== Material shown ==

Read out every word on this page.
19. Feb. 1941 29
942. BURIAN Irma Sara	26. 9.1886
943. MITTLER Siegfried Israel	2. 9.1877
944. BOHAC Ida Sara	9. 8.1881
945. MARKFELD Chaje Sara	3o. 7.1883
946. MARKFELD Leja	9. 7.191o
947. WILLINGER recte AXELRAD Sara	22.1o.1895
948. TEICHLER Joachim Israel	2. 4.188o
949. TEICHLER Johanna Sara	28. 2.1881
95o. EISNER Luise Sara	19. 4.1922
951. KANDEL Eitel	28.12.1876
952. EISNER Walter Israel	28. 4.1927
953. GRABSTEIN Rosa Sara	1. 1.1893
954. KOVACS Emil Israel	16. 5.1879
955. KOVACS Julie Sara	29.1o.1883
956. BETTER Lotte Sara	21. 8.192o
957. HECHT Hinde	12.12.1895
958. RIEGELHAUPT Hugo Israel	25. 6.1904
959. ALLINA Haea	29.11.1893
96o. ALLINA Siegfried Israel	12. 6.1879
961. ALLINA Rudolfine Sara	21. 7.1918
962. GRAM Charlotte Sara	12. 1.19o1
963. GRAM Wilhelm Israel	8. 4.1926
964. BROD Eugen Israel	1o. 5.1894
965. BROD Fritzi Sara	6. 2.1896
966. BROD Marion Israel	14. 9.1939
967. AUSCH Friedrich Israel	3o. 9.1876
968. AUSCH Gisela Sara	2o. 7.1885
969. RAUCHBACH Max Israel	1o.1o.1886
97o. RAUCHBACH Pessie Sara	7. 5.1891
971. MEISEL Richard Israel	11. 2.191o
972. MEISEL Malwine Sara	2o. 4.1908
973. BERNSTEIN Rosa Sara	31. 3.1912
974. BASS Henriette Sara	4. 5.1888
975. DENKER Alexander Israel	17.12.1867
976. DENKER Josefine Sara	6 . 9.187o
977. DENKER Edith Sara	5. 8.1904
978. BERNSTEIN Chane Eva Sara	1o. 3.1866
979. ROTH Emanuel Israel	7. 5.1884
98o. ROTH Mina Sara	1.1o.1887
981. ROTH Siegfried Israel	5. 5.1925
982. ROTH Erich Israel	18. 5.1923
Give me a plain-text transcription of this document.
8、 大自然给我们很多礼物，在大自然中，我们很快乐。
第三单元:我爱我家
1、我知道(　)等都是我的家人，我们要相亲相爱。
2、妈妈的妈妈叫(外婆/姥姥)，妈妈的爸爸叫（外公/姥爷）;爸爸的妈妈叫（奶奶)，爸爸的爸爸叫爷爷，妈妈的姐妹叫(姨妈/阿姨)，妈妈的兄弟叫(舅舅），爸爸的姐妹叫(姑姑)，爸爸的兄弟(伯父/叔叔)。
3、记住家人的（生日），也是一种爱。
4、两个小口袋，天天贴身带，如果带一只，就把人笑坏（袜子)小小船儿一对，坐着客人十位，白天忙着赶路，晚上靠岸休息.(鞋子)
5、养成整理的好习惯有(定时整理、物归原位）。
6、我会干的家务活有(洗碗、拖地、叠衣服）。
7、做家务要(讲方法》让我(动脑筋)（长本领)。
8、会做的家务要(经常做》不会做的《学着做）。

===

_Requirement_: Transcribe every entry exactly, omitting nothing.

_Full response_:
Read out every word on this page.
19. Feb. 1941 29
942. BURIAN Irma Sara	26. 9.1886
943. MITTLER Siegfried Israel	2. 9.1877
944. BOHAC Ida Sara	9. 8.1881
945. MARKFELD Chaje Sara	3o. 7.1883
946. MARKFELD Leja	9. 7.191o
947. WILLINGER recte AXELRAD Sara	22.1o.1895
948. TEICHLER Joachim Israel	2. 4.188o
949. TEICHLER Johanna Sara	28. 2.1881
95o. EISNER Luise Sara	19. 4.1922
951. KANDEL Eitel	28.12.1876
952. EISNER Walter Israel	28. 4.1927
953. GRABSTEIN Rosa Sara	1. 1.1893
954. KOVACS Emil Israel	16. 5.1879
955. KOVACS Julie Sara	29.1o.1883
956. BETTER Lotte Sara	21. 8.192o
957. HECHT Hinde	12.12.1895
958. RIEGELHAUPT Hugo Israel	25. 6.1904
959. ALLINA Haea	29.11.1893
96o. ALLINA Siegfried Israel	12. 6.1879
961. ALLINA Rudolfine Sara	21. 7.1918
962. GRAM Charlotte Sara	12. 1.19o1
963. GRAM Wilhelm Israel	8. 4.1926
964. BROD Eugen Israel	1o. 5.1894
965. BROD Fritzi Sara	6. 2.1896
966. BROD Marion Israel	14. 9.1939
967. AUSCH Friedrich Israel	3o. 9.1876
968. AUSCH Gisela Sara	2o. 7.1885
969. RAUCHBACH Max Israel	1o.1o.1886
97o. RAUCHBACH Pessie Sara	7. 5.1891
971. MEISEL Richard Israel	11. 2.191o
972. MEISEL Malwine Sara	2o. 4.1908
973. BERNSTEIN Rosa Sara	31. 3.1912
974. BASS Henriette Sara	4. 5.1888
975. DENKER Alexander Israel	17.12.1867
976. DENKER Josefine Sara	6 . 9.187o
977. DENKER Edith Sara	5. 8.1904
978. BERNSTEIN Chane Eva Sara	1o. 3.1866
979. ROTH Emanuel Israel	7. 5.1884
98o. ROTH Mina Sara	1.1o.1887
981. ROTH Siegfried Israel	5. 5.1925
982. ROTH Erich Israel	18. 5.1923
Give me a plain-text transcription of this document.
8、 大自然给我们很多礼物，在大自然中，我们很快乐。
第三单元:我爱我家
1、我知道(　)等都是我的家人，我们要相亲相爱。
2、妈妈的妈妈叫(外婆/姥姥)，妈妈的爸爸叫（外公/姥爷）;爸爸的妈妈叫（奶奶)，爸爸的爸爸叫爷爷，妈妈的姐妹叫(姨妈/阿姨)，妈妈的兄弟叫(舅舅），爸爸的姐妹叫(姑姑)，爸爸的兄弟(伯父/叔叔)。
3、记住家人的（生日），也是一种爱。
4、两个小口袋，天天贴身带，如果带一只，就把人笑坏（袜子)小小船儿一对，坐着客人十位，白天忙着赶路，晚上靠岸休息.(鞋子)
5、养成整理的好习惯有(定时整理、物归原位）。
6、我会干的家务活有(洗碗、拖地、叠衣服）。
7、做家务要(讲方法》让我(动脑筋)（长本领)。
8、会做的家务要(经常做》不会做的《学着做）。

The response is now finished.